[Records from a collection of figures]
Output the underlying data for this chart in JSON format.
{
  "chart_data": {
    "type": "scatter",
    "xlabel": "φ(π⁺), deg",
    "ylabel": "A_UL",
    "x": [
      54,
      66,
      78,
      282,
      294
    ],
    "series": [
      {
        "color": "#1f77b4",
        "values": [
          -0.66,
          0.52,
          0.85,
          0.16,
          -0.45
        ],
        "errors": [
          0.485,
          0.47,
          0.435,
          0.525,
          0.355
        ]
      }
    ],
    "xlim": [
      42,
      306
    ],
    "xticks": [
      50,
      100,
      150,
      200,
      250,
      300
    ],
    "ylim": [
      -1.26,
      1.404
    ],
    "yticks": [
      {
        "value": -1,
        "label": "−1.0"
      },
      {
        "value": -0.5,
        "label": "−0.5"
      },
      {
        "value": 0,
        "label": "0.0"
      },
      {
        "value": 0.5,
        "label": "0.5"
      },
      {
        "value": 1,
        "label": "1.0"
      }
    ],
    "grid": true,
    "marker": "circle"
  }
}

• [AIM OF THE TASK]:
From the records above, extract everything verbatim.

• [REPLY]:
Output the underlying data for this chart in JSON format.
{
  "chart_data": {
    "type": "scatter",
    "xlabel": "φ(π⁺), deg",
    "ylabel": "A_UL",
    "x": [
      54,
      66,
      78,
      282,
      294
    ],
    "series": [
      {
        "color": "#1f77b4",
        "values": [
          -0.66,
          0.52,
          0.85,
          0.16,
          -0.45
        ],
        "errors": [
          0.485,
          0.47,
          0.435,
          0.525,
          0.355
        ]
      }
    ],
    "xlim": [
      42,
      306
    ],
    "xticks": [
      50,
      100,
      150,
      200,
      250,
      300
    ],
    "ylim": [
      -1.26,
      1.404
    ],
    "yticks": [
      {
        "value": -1,
        "label": "−1.0"
      },
      {
        "value": -0.5,
        "label": "−0.5"
      },
      {
        "value": 0,
        "label": "0.0"
      },
      {
        "value": 0.5,
        "label": "0.5"
      },
      {
        "value": 1,
        "label": "1.0"
      }
    ],
    "grid": true,
    "marker": "circle"
  }
}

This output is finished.